= Objectif à atteindre =
Pour chacune des affirmations ci-dessous, dites par oui ou par non si elle concorde avec l'article sur la raison d'être des entreprises, et citez les mots de l'article qui permettent de trancher.
1. Le rapport a été remis à Bercy le vendredi 9 mars 2018.
2. Jean-Dominique Senard préside le groupe Michelin.
3. La mesure proposée imposerait aux dirigeants une obligation de résultat.

= Extrait du texte =

Une entreprise doit être gérée "en considérant les enjeux sociaux et environnementaux de son activité"

Une entreprise doit être gérée "en considérant les enjeux sociaux et environnementaux de son activité"

12.03.2018

Environnement

Nicole Notat et Jean-Dominique Senard, auteurs d'un rapport sur l'entreprise et l'intérêt collectif, recommandent que les entreprises définissent leur "raison d'être". La RSE ferait son entrée dans le code civil, qui demanderait aux dirigeants d'avoir conscience des opportunités et risques sociaux et environnementaux de leur entreprises. Sans obligation de résultat.

Aller au-delà des bénéfices, se préoccuper des impacts sociaux et environnementaux de l'entreprise. Et l'inscrire dans le code civil, dans les articles qui charpentent la clé de voûte du droit des sociétés. C'est ce que défendent Nicole Notat, présidente de Vigeo-Eiris et ancienne secrétaire générale de la CFDT, et Jean-Dominique Senard, président du groupe Michelin.

Le binôme a remis son rapport ce vendredi 9 mars 2018 à Bercy, en présence de pas moins de quatre ministres : Bruno Lemaire (économie et finances), Muriel Pénicaud (travail), Nicolas Hulot (transition écologique et solidaire), et Nicole Belloubet (justice). Les recommandations doivent alimenter le projet de loi Pacte (plan d’action pour la croissance et la transformation des entreprises), prévu en conseil des ministres le 18 avril.

"Méfiance"

= Données enregistrées =
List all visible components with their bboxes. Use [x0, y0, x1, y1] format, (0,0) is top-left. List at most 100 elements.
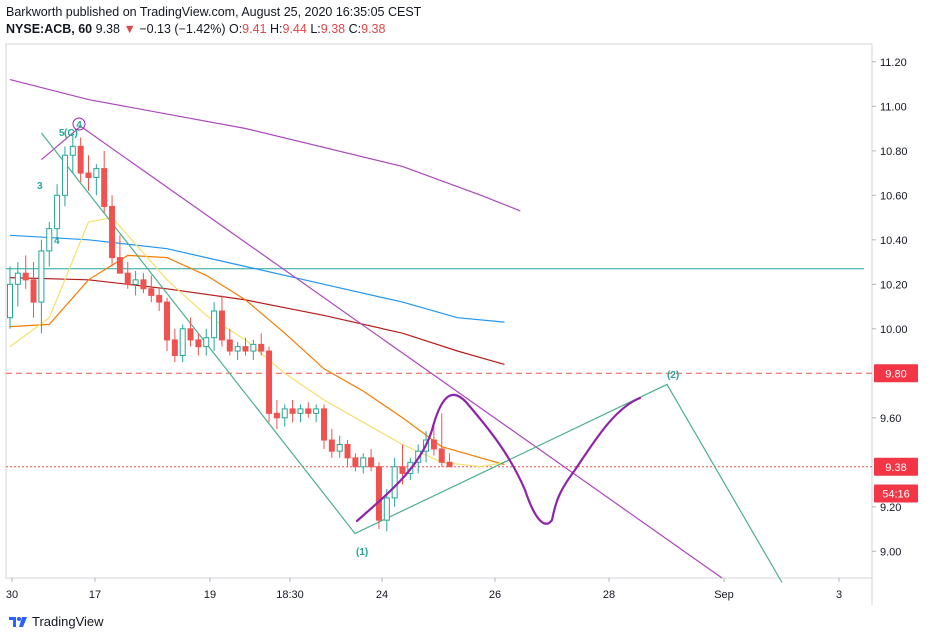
open-value: 9.41: [242, 22, 267, 36]
y-tick-label: 11.00: [880, 101, 907, 113]
candle-body: [305, 408, 312, 414]
candle-body: [38, 250, 45, 303]
candle: [211, 302, 218, 352]
candle: [328, 428, 335, 458]
candle: [171, 328, 178, 363]
x-tick-label: 28: [603, 589, 615, 601]
candle-body: [148, 288, 155, 296]
candle-body: [328, 439, 335, 452]
candle: [116, 235, 123, 274]
plot-frame: [5, 43, 873, 579]
candle: [109, 195, 116, 267]
candle: [140, 273, 147, 294]
candle-body: [156, 294, 163, 303]
candle: [124, 262, 131, 289]
price-label-box: [874, 484, 918, 503]
candle: [352, 453, 359, 472]
chart-header: Barkworth published on TradingView.com, …: [6, 4, 421, 38]
candle-body: [109, 205, 116, 259]
candle-body: [77, 145, 84, 174]
y-tick-label: 10.80: [880, 146, 908, 158]
candle: [54, 184, 61, 240]
down-arrow-icon: ▼: [123, 22, 136, 36]
candle-body: [93, 168, 100, 179]
candle-body: [375, 466, 382, 521]
close-value: 9.38: [361, 22, 386, 36]
candle-body: [46, 228, 53, 252]
candle-body: [336, 444, 343, 452]
candle: [430, 422, 437, 456]
y-tick-label: 9.60: [880, 413, 901, 425]
candle-body: [344, 444, 351, 459]
tradingview-icon: [9, 616, 27, 627]
tradingview-logo[interactable]: TradingView: [8, 614, 104, 629]
wave-label: (C): [64, 128, 78, 139]
candle: [313, 404, 320, 423]
candle-body: [14, 272, 21, 285]
candle: [375, 462, 382, 530]
candle: [266, 346, 273, 423]
price-label-box: [874, 364, 918, 383]
candle-body: [124, 272, 131, 285]
moving-average-purple: [9, 79, 521, 212]
candle: [179, 324, 186, 363]
candle-body: [266, 350, 273, 414]
candle-body: [116, 257, 123, 274]
wave-label: 5: [59, 128, 65, 139]
symbol-label[interactable]: NYSE:ACB, 60: [6, 22, 93, 36]
candle-body: [446, 461, 453, 468]
candle-body: [7, 283, 13, 319]
x-tick-label: 3: [836, 589, 842, 601]
candle: [234, 342, 241, 360]
candle: [297, 404, 304, 423]
candle: [156, 288, 163, 311]
candle-body: [321, 408, 327, 441]
low-label: L:: [310, 22, 321, 36]
candle: [281, 404, 288, 427]
candle-body: [203, 337, 210, 348]
wave-label: 4: [76, 120, 82, 131]
candle-body: [54, 194, 61, 230]
candle-body: [313, 408, 320, 414]
y-tick-label: 9.20: [880, 502, 901, 514]
x-tick-label: 18:30: [276, 589, 304, 601]
candle-body: [218, 310, 225, 341]
candle: [344, 440, 351, 467]
candle-body: [383, 497, 390, 521]
candle-body: [234, 346, 241, 352]
candle: [218, 295, 225, 347]
price-label-text: 9.38: [885, 462, 906, 474]
trendline-purple-upper: [41, 125, 82, 161]
candle-body: [164, 301, 170, 341]
y-tick-label: 10.60: [880, 190, 908, 202]
price-label: 54:16: [874, 484, 918, 503]
elliott-wave-line: [40, 132, 783, 583]
low-value: 9.38: [320, 22, 346, 36]
candle-body: [360, 457, 367, 468]
y-tick-label: 10.20: [880, 279, 908, 291]
candle-body: [85, 172, 92, 179]
candle: [30, 262, 37, 318]
candle: [77, 137, 84, 182]
price-label-text: 54:16: [882, 488, 910, 500]
ohlc-line: NYSE:ACB, 60 9.38 ▼ −0.13 (−1.42%) O:9.4…: [6, 21, 421, 38]
candle-body: [195, 339, 202, 348]
freehand-curve: [355, 393, 642, 525]
wave-label: 3: [37, 181, 43, 192]
x-tick-label: 17: [89, 589, 101, 601]
x-tick-label: 26: [489, 589, 501, 601]
candle-body: [399, 466, 406, 474]
candle: [132, 270, 139, 296]
candle-body: [61, 154, 68, 196]
candle-body: [438, 448, 445, 463]
tradingview-brand: TradingView: [32, 614, 104, 629]
x-tick-label: 24: [376, 589, 388, 601]
candle: [305, 402, 312, 418]
candle-body: [211, 310, 218, 339]
wave-label: (1): [356, 547, 368, 558]
candle-body: [226, 339, 233, 352]
moving-average-blue: [9, 234, 505, 323]
y-tick-label: 10.00: [880, 324, 908, 336]
candle-body: [258, 343, 265, 352]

= Réponse correcte =
1. Oui : « Le binôme a remis son rapport ce vendredi 9 mars 2018 à Bercy »
2. Oui : « Jean-Dominique Senard, président du groupe Michelin »
3. Non : « Sans obligation de résultat. »